» DOCUMENT SECTION

----------------

Since things have stabilized, I decided to give this patch some testing, primarily to see if it might fix the gcc segmentation faults that Fujita and I have been seeing. Without this patch, I am able to compile Linux 20 times on domU; generally 1 or 2 of the compiles fails because of the gcc segfault. With the patch, Xen *crashed* on the sixth Linux compile (first try) and halfway through the first Linux compile (second try). This is on a Tiger4, but I currently am not able to get console output so I don't have any information about the crash -- other than that the machine didn't reboot. Could you see if you could reproduce this?

As an aside, turning off the FAST_BREAK, FAST_ACCESS_REFLECT, and FAST_RFI features (which your patch turns off) slowed down the benchmark by about 4%.

-----Original Message----- From: Xu, Anthony [mailto:anthony.xu@xxxxxxxxx] Sent: Sunday, November 27, 2005 8:22 PM To: Magenheimer, Dan (HP Labs Fort Collins) Cc: xen-ia64-devel@xxxxxxxxxxxxxxxxxxx Subject: [Xen-ia64-devel] [PATCH] fully virtualize psr and ipsr on non-VTI domain

Dan, This patch is intended to fully virtualize psr and ipsr on non-VTI domain. Following things are done in this patch. 1, previously when guest reads psr, it always get psr dt rt it equal to 1. that is because HV doesn't restore these information, metaphysical_mode can't present all these information. I save these information into privregs->vpsr. Thus guest can get correct information about dt, rt and it. 2, when guest reads psr, we should only return low 32bits and 35 and 36 bits, previously return all bits. 3, when guest rsm and ssm psr, HV rsm and ssm some bits of current psr which is used by HV, that is not correct, guest rsm and ssm should only impact guest psr(that is regs->ipsr). 4, mistakenly uses guest DCR, guest DCR should impact guest psr when injecting interruption into guest, but not impact guest ipsr. When injecting interruption into guest,The current implementation is Guest ipsr.be=guest dcr.be Guest ipsr.pp=guest dcr.pp Correct implementation should be, Guest psr.be=guest dcr.be Guest psr.pp=guest dcr.pp.

Because of above modifications, I turn off FAST_RFI, FAST_BREAK and FAST_ACCESS_REFLECT.

Signed-off-by Anthony Xu < anthony.xu@xxxxxxxxx>

One question, why do we need to virtualize guest psr.pp and always set guest psr.pp to 1?

Thanks -Anthony

----------------

» LISTED RECORDS
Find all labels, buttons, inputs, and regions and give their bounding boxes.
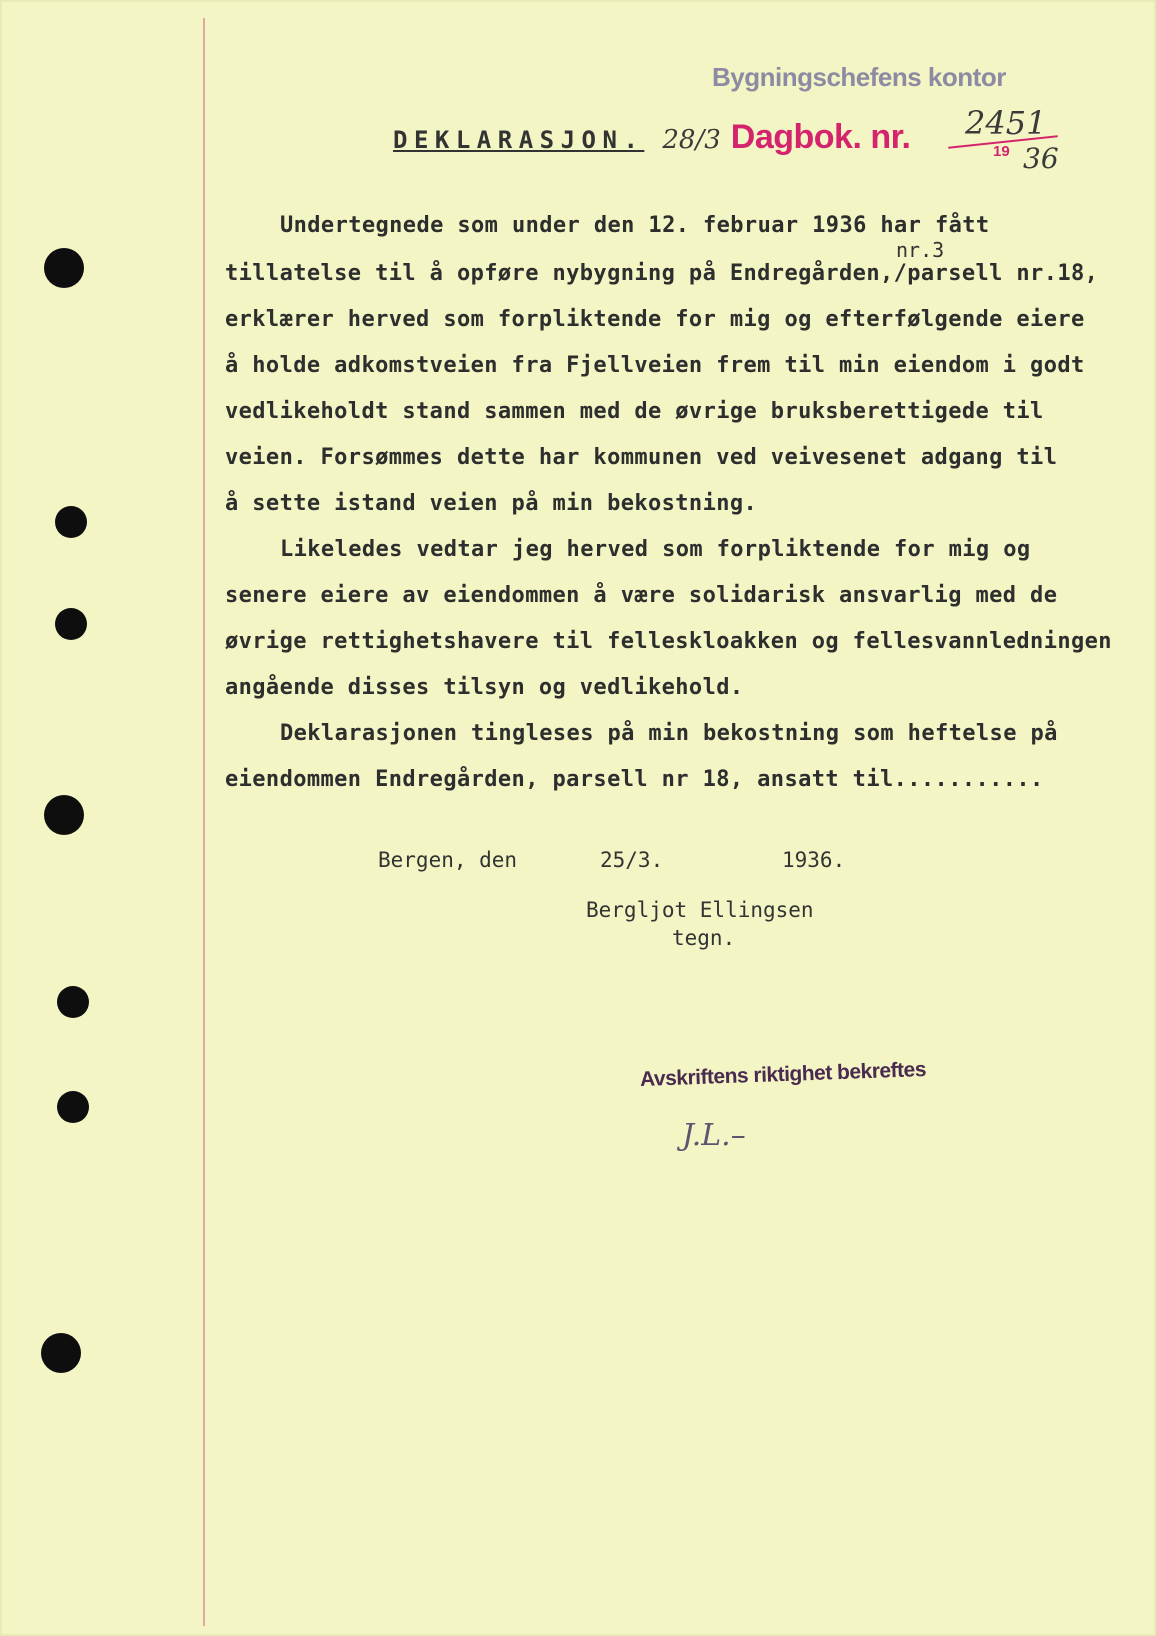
body-line: angående disses tilsyn og vedlikehold. <box>225 675 744 700</box>
body-line: senere eiere av eiendommen å være solidarisk ansvarlig med de <box>225 583 1058 608</box>
dateline-year: 1936. <box>782 848 846 872</box>
body-line: å sette istand veien på min bekostning. <box>225 491 758 516</box>
body-line: Likeledes vedtar jeg herved som forpliktende for mig og <box>280 537 1031 562</box>
certification-stamp: Avskriftens riktighet bekreftes <box>639 1058 927 1091</box>
body-line: Undertegnede som under den 12. februar 1936 har fått <box>280 213 990 238</box>
punch-hole <box>41 1333 81 1373</box>
year-stamp: 19 <box>993 143 1010 160</box>
body-line: øvrige rettighetshavere til felleskloakken og fellesvannledningen <box>225 629 1112 654</box>
document-title: DEKLARASJON. <box>393 126 645 154</box>
dagbok-stamp: Dagbok. nr. <box>730 118 911 156</box>
year-handwritten: 36 <box>1023 142 1059 175</box>
handwritten-insertion: nr.3 <box>896 238 945 262</box>
punch-hole <box>55 506 87 538</box>
dateline-place: Bergen, den <box>378 848 518 872</box>
body-line: tillatelse til å opføre nybygning på Endregården,/parsell nr.18, <box>225 261 1099 286</box>
signature-note: tegn. <box>672 926 736 950</box>
body-line: eiendommen Endregården, parsell nr 18, ansatt til........... <box>225 767 1044 792</box>
title-row <box>393 118 910 157</box>
body-line: å holde adkomstveien fra Fjellveien frem til min eiendom i godt <box>225 353 1085 378</box>
body-line: veien. Forsømmes dette har kommunen ved veivesenet adgang til <box>225 445 1058 470</box>
body-line: erklærer herved som forpliktende for mig og efterfølgende eiere <box>225 307 1085 332</box>
punch-hole <box>57 986 89 1018</box>
signature-name: Bergljot Ellingsen <box>586 898 814 922</box>
office-stamp: Bygningschefens kontor <box>712 62 1006 92</box>
margin-line <box>203 18 205 1626</box>
handwritten-initials: J.L.– <box>682 1118 746 1153</box>
punch-hole <box>44 795 84 835</box>
punch-hole <box>57 1091 89 1123</box>
handwritten-date: 28/3 <box>662 125 721 155</box>
dagbok-number: 2451 <box>965 104 1047 142</box>
dateline-date: 25/3. <box>600 848 664 872</box>
body-line: Deklarasjonen tingleses på min bekostning som heftelse på <box>280 721 1058 746</box>
punch-hole <box>44 248 84 288</box>
body-line: vedlikeholdt stand sammen med de øvrige bruksberettigede til <box>225 399 1044 424</box>
punch-hole <box>55 608 87 640</box>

----------------

» PROBLEM TO SOLVE
For each statement below, say yes or no to whether it agrees with the Xen patch thread, and quote the words of the thread that decide it. 1. Without the patch, Linux could be compiled 20 times on domU. 2. After Xen crashed with the patch applied, the machine rebooted. 3. Turning off FAST_BREAK, FAST_ACCESS_REFLECT, and FAST_RFI made the benchmark about 4% faster.

» COMPLETED EXERCISE
1. Yes: "Without this patch, I am able to compile Linux 20 times on domU"
2. No: "other than that the machine didn't reboot"
3. No: "slowed down the benchmark by about 4%"